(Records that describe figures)
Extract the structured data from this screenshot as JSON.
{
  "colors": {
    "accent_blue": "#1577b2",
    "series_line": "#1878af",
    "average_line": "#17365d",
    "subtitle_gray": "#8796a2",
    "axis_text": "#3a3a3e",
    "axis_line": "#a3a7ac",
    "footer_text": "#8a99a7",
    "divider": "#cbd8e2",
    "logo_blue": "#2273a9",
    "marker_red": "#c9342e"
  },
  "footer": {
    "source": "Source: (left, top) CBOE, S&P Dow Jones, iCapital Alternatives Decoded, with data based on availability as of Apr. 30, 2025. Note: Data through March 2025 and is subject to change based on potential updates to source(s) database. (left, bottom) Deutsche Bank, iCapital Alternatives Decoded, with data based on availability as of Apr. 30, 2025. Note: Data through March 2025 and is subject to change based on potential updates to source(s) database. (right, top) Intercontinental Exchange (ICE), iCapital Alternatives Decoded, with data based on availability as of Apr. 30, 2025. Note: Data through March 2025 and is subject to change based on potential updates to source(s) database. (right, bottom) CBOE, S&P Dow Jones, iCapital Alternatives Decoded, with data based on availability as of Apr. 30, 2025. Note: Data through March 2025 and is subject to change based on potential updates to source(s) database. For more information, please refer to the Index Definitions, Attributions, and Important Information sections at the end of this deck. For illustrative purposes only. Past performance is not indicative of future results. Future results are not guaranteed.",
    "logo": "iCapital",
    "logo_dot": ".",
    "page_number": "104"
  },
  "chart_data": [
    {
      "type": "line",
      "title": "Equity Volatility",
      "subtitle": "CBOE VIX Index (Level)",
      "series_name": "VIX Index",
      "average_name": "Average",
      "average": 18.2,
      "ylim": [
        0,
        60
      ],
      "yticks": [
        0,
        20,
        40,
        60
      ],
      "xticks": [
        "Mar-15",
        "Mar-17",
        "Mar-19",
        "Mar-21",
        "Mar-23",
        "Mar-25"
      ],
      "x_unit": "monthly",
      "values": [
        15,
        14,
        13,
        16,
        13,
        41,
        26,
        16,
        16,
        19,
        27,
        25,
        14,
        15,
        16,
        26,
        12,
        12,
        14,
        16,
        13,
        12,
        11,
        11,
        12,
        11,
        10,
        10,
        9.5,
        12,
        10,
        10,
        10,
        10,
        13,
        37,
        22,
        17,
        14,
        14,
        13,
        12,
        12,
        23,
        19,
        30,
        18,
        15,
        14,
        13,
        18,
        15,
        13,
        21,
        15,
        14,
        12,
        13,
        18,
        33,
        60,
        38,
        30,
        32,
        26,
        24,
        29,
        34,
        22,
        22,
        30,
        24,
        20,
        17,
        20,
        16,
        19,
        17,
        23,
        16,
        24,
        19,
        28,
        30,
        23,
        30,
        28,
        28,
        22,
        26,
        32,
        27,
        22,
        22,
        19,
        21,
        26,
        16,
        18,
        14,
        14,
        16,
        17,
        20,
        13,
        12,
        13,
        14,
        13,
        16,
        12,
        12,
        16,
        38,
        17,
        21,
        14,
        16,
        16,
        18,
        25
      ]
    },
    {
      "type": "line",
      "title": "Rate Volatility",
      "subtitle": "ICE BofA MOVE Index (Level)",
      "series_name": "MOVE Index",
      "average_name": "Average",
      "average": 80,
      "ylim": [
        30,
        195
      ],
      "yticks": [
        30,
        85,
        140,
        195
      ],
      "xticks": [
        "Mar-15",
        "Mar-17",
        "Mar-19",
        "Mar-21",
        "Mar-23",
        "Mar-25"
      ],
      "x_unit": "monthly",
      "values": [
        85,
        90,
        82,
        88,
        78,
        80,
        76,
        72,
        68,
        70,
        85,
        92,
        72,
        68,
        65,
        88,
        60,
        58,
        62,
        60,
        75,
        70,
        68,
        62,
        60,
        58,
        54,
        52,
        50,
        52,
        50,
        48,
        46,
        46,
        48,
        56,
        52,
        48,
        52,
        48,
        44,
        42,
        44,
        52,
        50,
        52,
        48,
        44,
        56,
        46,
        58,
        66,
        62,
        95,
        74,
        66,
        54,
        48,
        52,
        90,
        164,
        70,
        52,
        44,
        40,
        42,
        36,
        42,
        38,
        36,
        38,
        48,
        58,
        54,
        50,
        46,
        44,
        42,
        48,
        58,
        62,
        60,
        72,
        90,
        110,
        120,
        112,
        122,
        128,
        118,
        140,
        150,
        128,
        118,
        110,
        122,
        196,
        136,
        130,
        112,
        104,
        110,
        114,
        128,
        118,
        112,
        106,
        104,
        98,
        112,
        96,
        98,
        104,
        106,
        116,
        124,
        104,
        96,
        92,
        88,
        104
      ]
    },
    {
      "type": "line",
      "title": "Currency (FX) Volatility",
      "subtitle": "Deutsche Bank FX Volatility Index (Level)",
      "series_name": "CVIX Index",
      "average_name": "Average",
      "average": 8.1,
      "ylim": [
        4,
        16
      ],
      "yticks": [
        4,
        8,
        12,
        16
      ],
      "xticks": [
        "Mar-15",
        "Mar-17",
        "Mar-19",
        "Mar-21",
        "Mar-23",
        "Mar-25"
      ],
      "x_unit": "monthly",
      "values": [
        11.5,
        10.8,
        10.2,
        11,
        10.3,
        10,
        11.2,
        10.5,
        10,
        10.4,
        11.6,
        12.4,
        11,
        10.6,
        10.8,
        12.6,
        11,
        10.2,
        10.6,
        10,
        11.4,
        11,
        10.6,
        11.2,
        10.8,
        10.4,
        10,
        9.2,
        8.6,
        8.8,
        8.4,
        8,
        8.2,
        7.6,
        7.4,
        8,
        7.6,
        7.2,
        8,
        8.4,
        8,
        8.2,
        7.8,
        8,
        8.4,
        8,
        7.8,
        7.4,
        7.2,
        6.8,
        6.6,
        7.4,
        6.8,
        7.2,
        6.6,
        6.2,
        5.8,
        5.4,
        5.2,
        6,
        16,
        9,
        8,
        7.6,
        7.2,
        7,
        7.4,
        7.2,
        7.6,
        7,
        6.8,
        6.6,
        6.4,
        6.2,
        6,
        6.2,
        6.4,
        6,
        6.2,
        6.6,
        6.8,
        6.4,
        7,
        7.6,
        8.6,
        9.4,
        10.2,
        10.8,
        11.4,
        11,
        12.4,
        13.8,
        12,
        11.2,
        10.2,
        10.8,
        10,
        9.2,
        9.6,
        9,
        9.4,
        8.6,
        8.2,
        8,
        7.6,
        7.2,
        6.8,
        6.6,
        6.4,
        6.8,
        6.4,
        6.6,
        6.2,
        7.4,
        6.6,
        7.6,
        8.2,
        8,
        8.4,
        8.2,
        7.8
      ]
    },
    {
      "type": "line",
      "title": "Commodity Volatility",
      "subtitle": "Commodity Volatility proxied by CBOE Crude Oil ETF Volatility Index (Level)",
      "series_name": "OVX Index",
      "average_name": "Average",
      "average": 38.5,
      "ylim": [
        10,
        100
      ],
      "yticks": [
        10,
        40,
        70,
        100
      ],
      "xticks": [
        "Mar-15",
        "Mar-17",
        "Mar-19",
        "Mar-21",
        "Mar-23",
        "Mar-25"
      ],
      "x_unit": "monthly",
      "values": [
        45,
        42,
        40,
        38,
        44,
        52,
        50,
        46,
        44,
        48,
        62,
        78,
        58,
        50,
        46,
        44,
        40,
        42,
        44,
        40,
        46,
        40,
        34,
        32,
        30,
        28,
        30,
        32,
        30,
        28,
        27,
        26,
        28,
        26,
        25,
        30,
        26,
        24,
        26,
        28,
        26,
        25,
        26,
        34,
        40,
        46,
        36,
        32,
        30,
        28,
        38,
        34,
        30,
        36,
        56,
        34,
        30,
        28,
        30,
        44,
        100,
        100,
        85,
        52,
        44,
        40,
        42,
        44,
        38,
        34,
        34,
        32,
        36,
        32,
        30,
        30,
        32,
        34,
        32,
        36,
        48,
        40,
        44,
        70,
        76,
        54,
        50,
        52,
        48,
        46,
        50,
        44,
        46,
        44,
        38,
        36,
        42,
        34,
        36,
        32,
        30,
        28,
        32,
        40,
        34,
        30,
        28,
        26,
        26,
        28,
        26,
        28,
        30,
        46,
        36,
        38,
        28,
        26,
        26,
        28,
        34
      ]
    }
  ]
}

**WHAT YOU NEED TO DO:** Determine how many lines of the records above contain the word "Commodity", and report only that number.

**THE ANSWER:** 2